PROMPT —
Without including any pictures, write out all the entries exactly.

RECORDS SHOWN —
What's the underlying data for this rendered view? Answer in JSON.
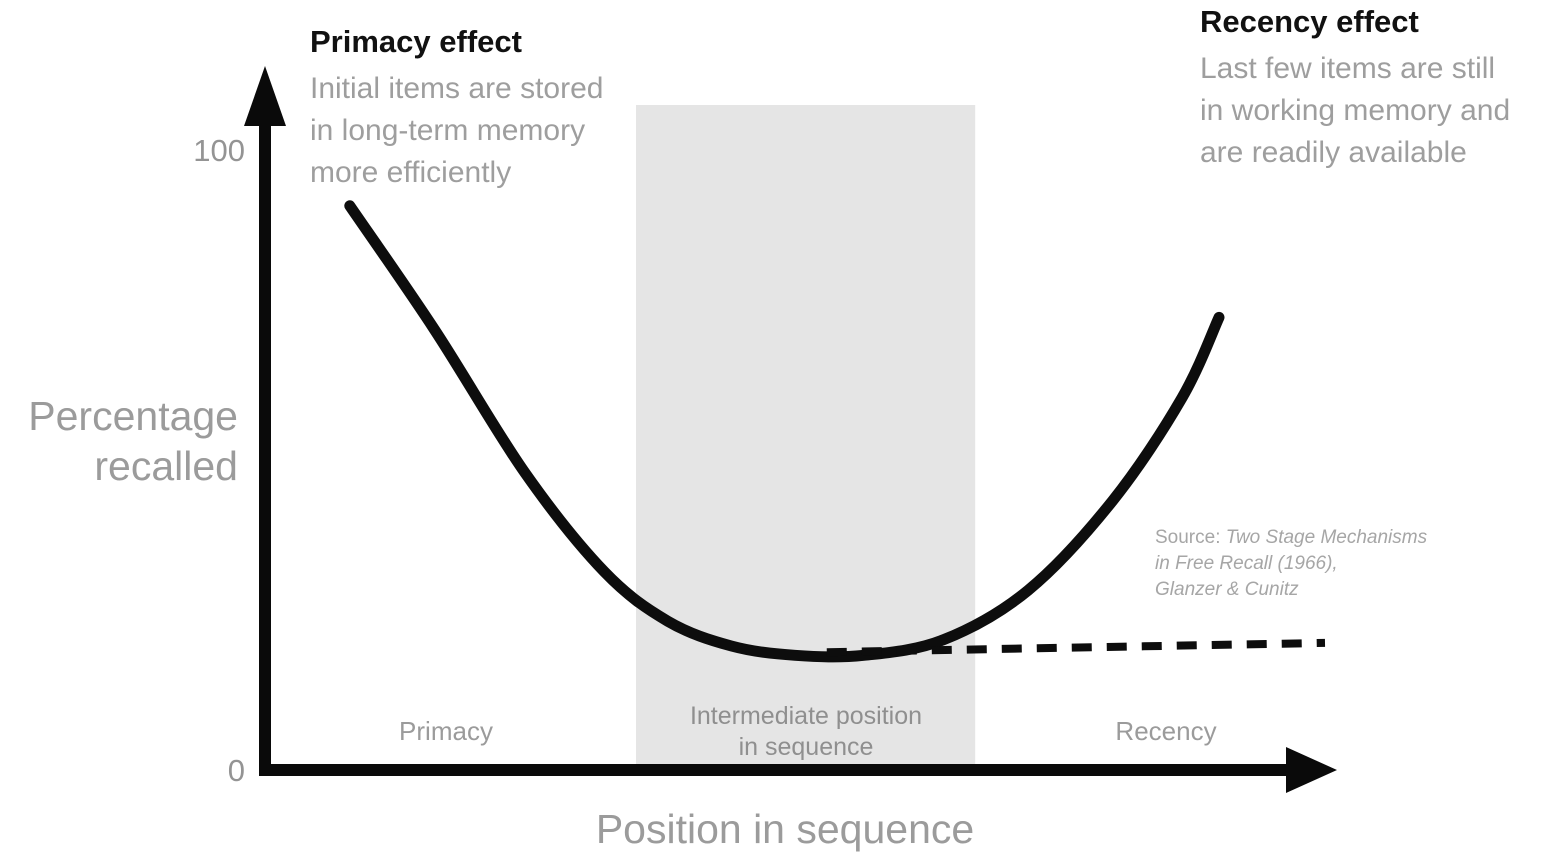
{
  "chart": {
    "y_axis": {
      "title_line1": "Percentage",
      "title_line2": "recalled",
      "tick_top": "100",
      "tick_bottom": "0"
    },
    "x_axis": {
      "title": "Position in sequence"
    },
    "region_labels": {
      "primacy": "Primacy",
      "recency": "Recency",
      "intermediate_line1": "Intermediate position",
      "intermediate_line2": "in sequence"
    },
    "annotations": {
      "primacy": {
        "title": "Primacy effect",
        "body_lines": [
          "Initial items are stored",
          "in long-term memory",
          "more efficiently"
        ]
      },
      "recency": {
        "title": "Recency effect",
        "body_lines": [
          "Last few items are still",
          "in working memory and",
          "are readily available"
        ]
      }
    },
    "source": {
      "prefix": "Source: ",
      "line1_italic": "Two Stage Mechanisms",
      "line2_italic": "in Free Recall (1966),",
      "line3_italic": "Glanzer & Cunitz"
    }
  },
  "chart_data": {
    "type": "line",
    "title": "Serial position curve: primacy and recency effects in free recall",
    "xlabel": "Position in sequence",
    "ylabel": "Percentage recalled",
    "ylim": [
      0,
      100
    ],
    "y_ticks": [
      0,
      100
    ],
    "x_ticks": [],
    "grid": false,
    "legend": false,
    "series": [
      {
        "name": "percentage-recalled-curve",
        "style": "solid",
        "points": [
          [
            8,
            91
          ],
          [
            16,
            71
          ],
          [
            24.5,
            48
          ],
          [
            32,
            32
          ],
          [
            38,
            24
          ],
          [
            44,
            20
          ],
          [
            50,
            18.5
          ],
          [
            56.5,
            18.5
          ],
          [
            64,
            21
          ],
          [
            72,
            29
          ],
          [
            80,
            43.5
          ],
          [
            86.5,
            60
          ],
          [
            90,
            73
          ]
        ]
      },
      {
        "name": "intermediate-baseline-dashed",
        "style": "dashed",
        "points": [
          [
            53,
            19
          ],
          [
            100,
            20.5
          ]
        ]
      }
    ],
    "highlight_band": {
      "label": "Intermediate position in sequence",
      "x_range_pct": [
        35,
        67
      ]
    },
    "colors": {
      "curve": "#0d0d0d",
      "axis": "#0a0a0a",
      "band": "#e5e5e5",
      "muted_text": "#9b9b9b",
      "title_text": "#111111"
    }
  }
}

SOLUTION FOR THIS PROBLEM —
What's the underlying data for this rendered view? Answer in JSON.
{
  "chart": {
    "y_axis": {
      "title_line1": "Percentage",
      "title_line2": "recalled",
      "tick_top": "100",
      "tick_bottom": "0"
    },
    "x_axis": {
      "title": "Position in sequence"
    },
    "region_labels": {
      "primacy": "Primacy",
      "recency": "Recency",
      "intermediate_line1": "Intermediate position",
      "intermediate_line2": "in sequence"
    },
    "annotations": {
      "primacy": {
        "title": "Primacy effect",
        "body_lines": [
          "Initial items are stored",
          "in long-term memory",
          "more efficiently"
        ]
      },
      "recency": {
        "title": "Recency effect",
        "body_lines": [
          "Last few items are still",
          "in working memory and",
          "are readily available"
        ]
      }
    },
    "source": {
      "prefix": "Source: ",
      "line1_italic": "Two Stage Mechanisms",
      "line2_italic": "in Free Recall (1966),",
      "line3_italic": "Glanzer & Cunitz"
    }
  },
  "chart_data": {
    "type": "line",
    "title": "Serial position curve: primacy and recency effects in free recall",
    "xlabel": "Position in sequence",
    "ylabel": "Percentage recalled",
    "ylim": [
      0,
      100
    ],
    "y_ticks": [
      0,
      100
    ],
    "x_ticks": [],
    "grid": false,
    "legend": false,
    "series": [
      {
        "name": "percentage-recalled-curve",
        "style": "solid",
        "points": [
          [
            8,
            91
          ],
          [
            16,
            71
          ],
          [
            24.5,
            48
          ],
          [
            32,
            32
          ],
          [
            38,
            24
          ],
          [
            44,
            20
          ],
          [
            50,
            18.5
          ],
          [
            56.5,
            18.5
          ],
          [
            64,
            21
          ],
          [
            72,
            29
          ],
          [
            80,
            43.5
          ],
          [
            86.5,
            60
          ],
          [
            90,
            73
          ]
        ]
      },
      {
        "name": "intermediate-baseline-dashed",
        "style": "dashed",
        "points": [
          [
            53,
            19
          ],
          [
            100,
            20.5
          ]
        ]
      }
    ],
    "highlight_band": {
      "label": "Intermediate position in sequence",
      "x_range_pct": [
        35,
        67
      ]
    },
    "colors": {
      "curve": "#0d0d0d",
      "axis": "#0a0a0a",
      "band": "#e5e5e5",
      "muted_text": "#9b9b9b",
      "title_text": "#111111"
    }
  }
}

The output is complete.